TEXT SEGMENT.
---+---

GENOMIC, CELLULAR AND DEVELOPMENTAL RECONSTRUCTION OF

Title GENOMIC, CELLULAR AND DEVELOPMENTAL RECONSTRUCTION OF
Acronym INFANTLEUKEMIA
Website http://www.carrerasresearch.org/en/
Start date 2015-09-01
End date 2020-09-01
Sponsor European Research Council - Consolidator Grant (ERC-CoG)

Associated cell lines

Project Description

Infant cancer is very distinct to adult cancer and it is progressively seen as a developmental disease. An intriguing infant cancer is the t(4;11) acute lymphoblastic leukemia (ALL) characterized by the hallmark rearrangement MLL-AF4 (MA4), and associated with dismal prognosis. The 100% concordance in twins and its prenatal onset suggest an extremely rapid disease progression. Many key issues remain elusive:  Is MA4 leukemogenic?  Which are other relevant oncogenic drivers?  Which is the nature of the cell transformed by MA4?  Which is the leukemia-initiating cell (LIC)?  Does this ALL follow a hierarchical or stochastic cancer model?  How to explain therapy resistance and CNS involvement?  To what extent do genetics vs epigenetics contribute this ALL?  These questions remain a challenge due to: 1) the absence of prospective studies on diagnostic/remission-matched samples, 2) the lack of models which faithfully reproduce the disease and 3) a surprising genomic stability of this ALL. I hypothesize that a Multilayer-Omics to function approach in patient blasts and early human hematopoietic stem/progenitor cells (HSPC) is required to fully scrutinize the biology underlying this life-threatening leukemia. I will perform genome-wide studies on the mutational landscape, DNA and H3K79 methylation profiles, and transcriptome on a uniquely available, large cohort of diagnostic/remission-matched samples. Omics data integration will provide unprecedented information about oncogenic drivers which must be analyzed in ground-breaking functional assays using patient blasts and early HSPCs carrying a CRISPR/Cas9-mediated locus/allele-specific t(4;11). Serial xenografts combined with exome-seq in paired diagnostic samples and xenografts will identify the LIC and determine whether variegated genetics may underlie clonal functional heterogeneity. This project will provide a precise understanding and a disease model for MA4+ ALL, offering a platform for new treatment strategies.

---+---

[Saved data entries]
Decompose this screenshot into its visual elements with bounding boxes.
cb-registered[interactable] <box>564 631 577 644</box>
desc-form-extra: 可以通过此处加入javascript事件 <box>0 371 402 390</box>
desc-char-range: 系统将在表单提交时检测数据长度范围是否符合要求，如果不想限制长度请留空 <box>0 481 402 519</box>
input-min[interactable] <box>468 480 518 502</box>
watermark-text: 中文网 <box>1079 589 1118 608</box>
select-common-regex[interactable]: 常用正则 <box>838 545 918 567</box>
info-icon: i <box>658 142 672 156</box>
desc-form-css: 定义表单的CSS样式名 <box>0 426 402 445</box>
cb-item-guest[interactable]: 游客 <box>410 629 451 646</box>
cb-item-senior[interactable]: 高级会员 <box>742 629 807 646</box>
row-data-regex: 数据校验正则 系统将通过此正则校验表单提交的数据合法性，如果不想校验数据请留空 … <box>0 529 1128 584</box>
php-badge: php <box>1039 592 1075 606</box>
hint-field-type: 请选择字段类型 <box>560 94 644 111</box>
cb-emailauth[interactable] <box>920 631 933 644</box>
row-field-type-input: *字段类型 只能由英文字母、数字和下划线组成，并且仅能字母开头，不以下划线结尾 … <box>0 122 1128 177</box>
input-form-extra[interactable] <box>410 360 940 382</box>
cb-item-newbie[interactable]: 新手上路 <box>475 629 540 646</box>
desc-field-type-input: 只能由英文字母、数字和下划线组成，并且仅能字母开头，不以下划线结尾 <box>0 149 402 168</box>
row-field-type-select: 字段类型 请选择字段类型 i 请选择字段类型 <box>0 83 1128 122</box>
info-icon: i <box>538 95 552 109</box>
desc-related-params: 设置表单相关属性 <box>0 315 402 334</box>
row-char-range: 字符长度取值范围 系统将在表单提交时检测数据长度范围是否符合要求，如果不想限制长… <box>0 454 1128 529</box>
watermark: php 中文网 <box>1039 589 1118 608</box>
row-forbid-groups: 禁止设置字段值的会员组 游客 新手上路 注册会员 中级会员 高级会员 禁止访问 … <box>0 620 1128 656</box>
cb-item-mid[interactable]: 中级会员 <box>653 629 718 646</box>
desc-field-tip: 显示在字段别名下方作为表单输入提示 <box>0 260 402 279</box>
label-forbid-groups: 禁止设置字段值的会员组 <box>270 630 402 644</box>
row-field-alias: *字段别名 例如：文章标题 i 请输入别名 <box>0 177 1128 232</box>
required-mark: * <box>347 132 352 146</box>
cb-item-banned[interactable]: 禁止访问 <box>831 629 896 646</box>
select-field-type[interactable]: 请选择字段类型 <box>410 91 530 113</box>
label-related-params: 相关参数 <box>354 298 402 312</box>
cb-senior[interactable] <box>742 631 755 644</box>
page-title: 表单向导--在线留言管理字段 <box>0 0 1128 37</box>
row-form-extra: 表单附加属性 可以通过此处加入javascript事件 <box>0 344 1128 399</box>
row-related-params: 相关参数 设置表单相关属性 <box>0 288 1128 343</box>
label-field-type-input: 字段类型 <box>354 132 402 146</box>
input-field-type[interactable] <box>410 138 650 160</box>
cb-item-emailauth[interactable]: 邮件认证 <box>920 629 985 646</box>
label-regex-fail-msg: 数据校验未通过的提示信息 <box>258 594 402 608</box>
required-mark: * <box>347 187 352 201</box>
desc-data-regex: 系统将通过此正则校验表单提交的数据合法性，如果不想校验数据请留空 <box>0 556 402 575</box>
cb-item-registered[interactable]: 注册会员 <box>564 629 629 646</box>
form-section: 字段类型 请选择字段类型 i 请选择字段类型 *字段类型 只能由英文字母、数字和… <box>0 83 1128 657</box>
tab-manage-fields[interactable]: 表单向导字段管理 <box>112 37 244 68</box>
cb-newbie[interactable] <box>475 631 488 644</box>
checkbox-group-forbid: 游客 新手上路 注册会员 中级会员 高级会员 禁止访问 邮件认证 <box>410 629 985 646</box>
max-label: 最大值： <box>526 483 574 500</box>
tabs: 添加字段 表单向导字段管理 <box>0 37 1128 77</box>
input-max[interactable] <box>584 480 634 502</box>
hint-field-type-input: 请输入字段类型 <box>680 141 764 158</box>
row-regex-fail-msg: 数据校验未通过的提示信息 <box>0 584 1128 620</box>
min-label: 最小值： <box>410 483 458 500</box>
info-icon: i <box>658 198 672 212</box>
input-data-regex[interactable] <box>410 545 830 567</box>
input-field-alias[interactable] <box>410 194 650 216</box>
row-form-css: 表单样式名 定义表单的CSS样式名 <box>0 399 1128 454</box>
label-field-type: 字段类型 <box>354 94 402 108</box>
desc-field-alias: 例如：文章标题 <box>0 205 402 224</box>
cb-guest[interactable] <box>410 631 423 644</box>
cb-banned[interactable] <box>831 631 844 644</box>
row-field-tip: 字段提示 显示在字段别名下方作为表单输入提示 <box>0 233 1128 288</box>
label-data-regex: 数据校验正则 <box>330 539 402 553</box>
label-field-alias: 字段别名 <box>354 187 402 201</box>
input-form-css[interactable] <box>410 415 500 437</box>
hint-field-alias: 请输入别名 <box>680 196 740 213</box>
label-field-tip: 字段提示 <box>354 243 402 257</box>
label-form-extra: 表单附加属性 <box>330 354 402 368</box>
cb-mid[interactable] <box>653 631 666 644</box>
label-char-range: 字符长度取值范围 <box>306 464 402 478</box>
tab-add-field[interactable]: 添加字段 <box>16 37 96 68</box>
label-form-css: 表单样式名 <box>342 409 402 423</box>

---+---

ACTIVITY LIST.
1. Translate this sentence from the infant leukemia project description into Spanish: "Infant cancer is very distinct to adult cancer and it is progressively seen as a developmental disease."
2. Reproduce everything in the infant leukemia project description from "Title GENOMIC, CELLULAR" down to "Consolidator Grant (ERC-CoG)".
The saved data entries play no part in what is asked here.

TASK SOLUTIONS.
1. El cáncer infantil es muy distinto del cáncer en adultos y se considera cada vez más una enfermedad del desarrollo.

2.
Title GENOMIC, CELLULAR AND DEVELOPMENTAL RECONSTRUCTION OF
Acronym INFANTLEUKEMIA
Website http://www.carrerasresearch.org/en/
Start date 2015-09-01
End date 2020-09-01
Sponsor European Research Council - Consolidator Grant (ERC-CoG)